— Start —
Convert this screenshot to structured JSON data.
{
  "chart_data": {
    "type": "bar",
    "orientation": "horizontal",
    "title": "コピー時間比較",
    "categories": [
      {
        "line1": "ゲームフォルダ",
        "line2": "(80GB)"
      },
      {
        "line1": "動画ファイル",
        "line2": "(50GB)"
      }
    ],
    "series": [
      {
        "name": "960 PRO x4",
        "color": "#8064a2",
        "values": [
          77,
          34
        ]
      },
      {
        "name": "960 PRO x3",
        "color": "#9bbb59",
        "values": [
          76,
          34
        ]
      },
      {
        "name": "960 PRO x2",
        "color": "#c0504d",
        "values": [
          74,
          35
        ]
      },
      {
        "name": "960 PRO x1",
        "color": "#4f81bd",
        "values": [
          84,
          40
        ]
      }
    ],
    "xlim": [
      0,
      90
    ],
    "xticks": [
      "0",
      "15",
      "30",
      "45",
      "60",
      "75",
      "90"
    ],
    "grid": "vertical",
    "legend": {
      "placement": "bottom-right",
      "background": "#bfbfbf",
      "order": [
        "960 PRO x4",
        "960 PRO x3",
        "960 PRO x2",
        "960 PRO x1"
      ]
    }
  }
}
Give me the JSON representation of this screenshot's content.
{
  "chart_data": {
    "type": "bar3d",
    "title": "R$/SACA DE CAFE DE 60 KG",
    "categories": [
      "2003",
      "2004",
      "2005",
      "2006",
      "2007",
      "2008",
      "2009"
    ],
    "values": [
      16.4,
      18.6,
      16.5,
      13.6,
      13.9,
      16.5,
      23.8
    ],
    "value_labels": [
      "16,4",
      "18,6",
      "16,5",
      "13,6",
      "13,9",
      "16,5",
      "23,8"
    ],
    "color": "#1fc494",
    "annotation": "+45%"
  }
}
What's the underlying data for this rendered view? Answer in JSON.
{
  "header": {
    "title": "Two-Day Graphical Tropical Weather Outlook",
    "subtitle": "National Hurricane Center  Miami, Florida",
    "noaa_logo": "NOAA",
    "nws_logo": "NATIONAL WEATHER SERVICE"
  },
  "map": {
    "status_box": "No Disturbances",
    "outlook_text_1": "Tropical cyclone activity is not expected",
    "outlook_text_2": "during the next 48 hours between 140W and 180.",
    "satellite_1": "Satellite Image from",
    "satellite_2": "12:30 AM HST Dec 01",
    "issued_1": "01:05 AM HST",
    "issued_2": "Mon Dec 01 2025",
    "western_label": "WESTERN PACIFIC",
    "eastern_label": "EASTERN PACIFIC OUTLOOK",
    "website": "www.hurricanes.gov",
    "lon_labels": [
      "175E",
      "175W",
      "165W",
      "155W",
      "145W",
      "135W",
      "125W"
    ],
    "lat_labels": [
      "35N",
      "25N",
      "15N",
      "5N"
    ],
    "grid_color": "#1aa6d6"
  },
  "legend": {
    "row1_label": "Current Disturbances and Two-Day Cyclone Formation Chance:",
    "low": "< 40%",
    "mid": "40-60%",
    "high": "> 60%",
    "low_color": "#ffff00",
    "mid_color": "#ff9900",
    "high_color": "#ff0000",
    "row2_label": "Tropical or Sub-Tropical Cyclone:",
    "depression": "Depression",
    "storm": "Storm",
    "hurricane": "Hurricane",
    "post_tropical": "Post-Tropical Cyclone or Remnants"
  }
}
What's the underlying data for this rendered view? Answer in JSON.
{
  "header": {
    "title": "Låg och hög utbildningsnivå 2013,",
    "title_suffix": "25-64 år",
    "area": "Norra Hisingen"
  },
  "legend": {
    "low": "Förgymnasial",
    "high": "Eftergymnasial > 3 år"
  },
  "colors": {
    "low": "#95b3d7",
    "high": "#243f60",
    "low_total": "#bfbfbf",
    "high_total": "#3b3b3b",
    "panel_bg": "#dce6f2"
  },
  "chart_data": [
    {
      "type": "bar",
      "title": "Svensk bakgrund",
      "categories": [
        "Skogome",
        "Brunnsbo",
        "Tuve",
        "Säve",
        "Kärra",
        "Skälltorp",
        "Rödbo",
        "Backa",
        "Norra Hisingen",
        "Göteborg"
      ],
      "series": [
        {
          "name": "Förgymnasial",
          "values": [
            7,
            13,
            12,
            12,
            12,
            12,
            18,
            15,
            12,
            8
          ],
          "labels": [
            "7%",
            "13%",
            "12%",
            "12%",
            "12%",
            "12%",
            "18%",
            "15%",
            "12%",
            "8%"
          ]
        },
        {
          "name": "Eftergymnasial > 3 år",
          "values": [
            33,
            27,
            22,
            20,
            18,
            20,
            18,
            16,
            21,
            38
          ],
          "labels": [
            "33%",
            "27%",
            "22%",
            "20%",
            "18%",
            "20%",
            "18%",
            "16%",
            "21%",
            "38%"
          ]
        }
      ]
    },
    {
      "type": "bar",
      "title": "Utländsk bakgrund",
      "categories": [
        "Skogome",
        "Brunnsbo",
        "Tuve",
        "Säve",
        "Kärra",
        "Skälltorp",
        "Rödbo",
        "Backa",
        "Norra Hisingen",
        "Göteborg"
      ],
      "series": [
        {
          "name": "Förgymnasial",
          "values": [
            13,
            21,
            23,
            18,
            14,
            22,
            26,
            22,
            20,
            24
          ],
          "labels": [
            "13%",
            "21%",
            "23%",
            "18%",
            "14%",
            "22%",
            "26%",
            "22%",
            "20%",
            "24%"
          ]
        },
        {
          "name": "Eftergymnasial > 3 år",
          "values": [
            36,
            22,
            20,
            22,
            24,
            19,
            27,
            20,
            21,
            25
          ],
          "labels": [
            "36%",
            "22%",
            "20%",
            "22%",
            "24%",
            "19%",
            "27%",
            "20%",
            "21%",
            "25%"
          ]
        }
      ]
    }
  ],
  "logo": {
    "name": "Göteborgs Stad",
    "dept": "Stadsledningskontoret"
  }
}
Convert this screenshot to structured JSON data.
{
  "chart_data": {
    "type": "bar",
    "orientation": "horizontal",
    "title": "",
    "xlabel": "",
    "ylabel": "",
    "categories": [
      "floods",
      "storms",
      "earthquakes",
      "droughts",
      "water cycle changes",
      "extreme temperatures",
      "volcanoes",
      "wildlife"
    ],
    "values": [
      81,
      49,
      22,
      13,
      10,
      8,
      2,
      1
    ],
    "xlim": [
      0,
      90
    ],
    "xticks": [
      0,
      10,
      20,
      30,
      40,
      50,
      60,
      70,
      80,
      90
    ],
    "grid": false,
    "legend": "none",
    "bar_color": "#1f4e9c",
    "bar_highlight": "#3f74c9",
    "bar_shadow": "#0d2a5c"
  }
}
— End —
STATED PROBLEM: Copy out each record, keeping every word as it is.

ANSWER IN FULL:
Convert this screenshot to structured JSON data.
{
  "chart_data": {
    "type": "bar",
    "orientation": "horizontal",
    "title": "コピー時間比較",
    "categories": [
      {
        "line1": "ゲームフォルダ",
        "line2": "(80GB)"
      },
      {
        "line1": "動画ファイル",
        "line2": "(50GB)"
      }
    ],
    "series": [
      {
        "name": "960 PRO x4",
        "color": "#8064a2",
        "values": [
          77,
          34
        ]
      },
      {
        "name": "960 PRO x3",
        "color": "#9bbb59",
        "values": [
          76,
          34
        ]
      },
      {
        "name": "960 PRO x2",
        "color": "#c0504d",
        "values": [
          74,
          35
        ]
      },
      {
        "name": "960 PRO x1",
        "color": "#4f81bd",
        "values": [
          84,
          40
        ]
      }
    ],
    "xlim": [
      0,
      90
    ],
    "xticks": [
      "0",
      "15",
      "30",
      "45",
      "60",
      "75",
      "90"
    ],
    "grid": "vertical",
    "legend": {
      "placement": "bottom-right",
      "background": "#bfbfbf",
      "order": [
        "960 PRO x4",
        "960 PRO x3",
        "960 PRO x2",
        "960 PRO x1"
      ]
    }
  }
}
Give me the JSON representation of this screenshot's content.
{
  "chart_data": {
    "type": "bar3d",
    "title": "R$/SACA DE CAFE DE 60 KG",
    "categories": [
      "2003",
      "2004",
      "2005",
      "2006",
      "2007",
      "2008",
      "2009"
    ],
    "values": [
      16.4,
      18.6,
      16.5,
      13.6,
      13.9,
      16.5,
      23.8
    ],
    "value_labels": [
      "16,4",
      "18,6",
      "16,5",
      "13,6",
      "13,9",
      "16,5",
      "23,8"
    ],
    "color": "#1fc494",
    "annotation": "+45%"
  }
}
What's the underlying data for this rendered view? Answer in JSON.
{
  "header": {
    "title": "Two-Day Graphical Tropical Weather Outlook",
    "subtitle": "National Hurricane Center  Miami, Florida",
    "noaa_logo": "NOAA",
    "nws_logo": "NATIONAL WEATHER SERVICE"
  },
  "map": {
    "status_box": "No Disturbances",
    "outlook_text_1": "Tropical cyclone activity is not expected",
    "outlook_text_2": "during the next 48 hours between 140W and 180.",
    "satellite_1": "Satellite Image from",
    "satellite_2": "12:30 AM HST Dec 01",
    "issued_1": "01:05 AM HST",
    "issued_2": "Mon Dec 01 2025",
    "western_label": "WESTERN PACIFIC",
    "eastern_label": "EASTERN PACIFIC OUTLOOK",
    "website": "www.hurricanes.gov",
    "lon_labels": [
      "175E",
      "175W",
      "165W",
      "155W",
      "145W",
      "135W",
      "125W"
    ],
    "lat_labels": [
      "35N",
      "25N",
      "15N",
      "5N"
    ],
    "grid_color": "#1aa6d6"
  },
  "legend": {
    "row1_label": "Current Disturbances and Two-Day Cyclone Formation Chance:",
    "low": "< 40%",
    "mid": "40-60%",
    "high": "> 60%",
    "low_color": "#ffff00",
    "mid_color": "#ff9900",
    "high_color": "#ff0000",
    "row2_label": "Tropical or Sub-Tropical Cyclone:",
    "depression": "Depression",
    "storm": "Storm",
    "hurricane": "Hurricane",
    "post_tropical": "Post-Tropical Cyclone or Remnants"
  }
}
What's the underlying data for this rendered view? Answer in JSON.
{
  "header": {
    "title": "Låg och hög utbildningsnivå 2013,",
    "title_suffix": "25-64 år",
    "area": "Norra Hisingen"
  },
  "legend": {
    "low": "Förgymnasial",
    "high": "Eftergymnasial > 3 år"
  },
  "colors": {
    "low": "#95b3d7",
    "high": "#243f60",
    "low_total": "#bfbfbf",
    "high_total": "#3b3b3b",
    "panel_bg": "#dce6f2"
  },
  "chart_data": [
    {
      "type": "bar",
      "title": "Svensk bakgrund",
      "categories": [
        "Skogome",
        "Brunnsbo",
        "Tuve",
        "Säve",
        "Kärra",
        "Skälltorp",
        "Rödbo",
        "Backa",
        "Norra Hisingen",
        "Göteborg"
      ],
      "series": [
        {
          "name": "Förgymnasial",
          "values": [
            7,
            13,
            12,
            12,
            12,
            12,
            18,
            15,
            12,
            8
          ],
          "labels": [
            "7%",
            "13%",
            "12%",
            "12%",
            "12%",
            "12%",
            "18%",
            "15%",
            "12%",
            "8%"
          ]
        },
        {
          "name": "Eftergymnasial > 3 år",
          "values": [
            33,
            27,
            22,
            20,
            18,
            20,
            18,
            16,
            21,
            38
          ],
          "labels": [
            "33%",
            "27%",
            "22%",
            "20%",
            "18%",
            "20%",
            "18%",
            "16%",
            "21%",
            "38%"
          ]
        }
      ]
    },
    {
      "type": "bar",
      "title": "Utländsk bakgrund",
      "categories": [
        "Skogome",
        "Brunnsbo",
        "Tuve",
        "Säve",
        "Kärra",
        "Skälltorp",
        "Rödbo",
        "Backa",
        "Norra Hisingen",
        "Göteborg"
      ],
      "series": [
        {
          "name": "Förgymnasial",
          "values": [
            13,
            21,
            23,
            18,
            14,
            22,
            26,
            22,
            20,
            24
          ],
          "labels": [
            "13%",
            "21%",
            "23%",
            "18%",
            "14%",
            "22%",
            "26%",
            "22%",
            "20%",
            "24%"
          ]
        },
        {
          "name": "Eftergymnasial > 3 år",
          "values": [
            36,
            22,
            20,
            22,
            24,
            19,
            27,
            20,
            21,
            25
          ],
          "labels": [
            "36%",
            "22%",
            "20%",
            "22%",
            "24%",
            "19%",
            "27%",
            "20%",
            "21%",
            "25%"
          ]
        }
      ]
    }
  ],
  "logo": {
    "name": "Göteborgs Stad",
    "dept": "Stadsledningskontoret"
  }
}
Convert this screenshot to structured JSON data.
{
  "chart_data": {
    "type": "bar",
    "orientation": "horizontal",
    "title": "",
    "xlabel": "",
    "ylabel": "",
    "categories": [
      "floods",
      "storms",
      "earthquakes",
      "droughts",
      "water cycle changes",
      "extreme temperatures",
      "volcanoes",
      "wildlife"
    ],
    "values": [
      81,
      49,
      22,
      13,
      10,
      8,
      2,
      1
    ],
    "xlim": [
      0,
      90
    ],
    "xticks": [
      0,
      10,
      20,
      30,
      40,
      50,
      60,
      70,
      80,
      90
    ],
    "grid": false,
    "legend": "none",
    "bar_color": "#1f4e9c",
    "bar_highlight": "#3f74c9",
    "bar_shadow": "#0d2a5c"
  }
}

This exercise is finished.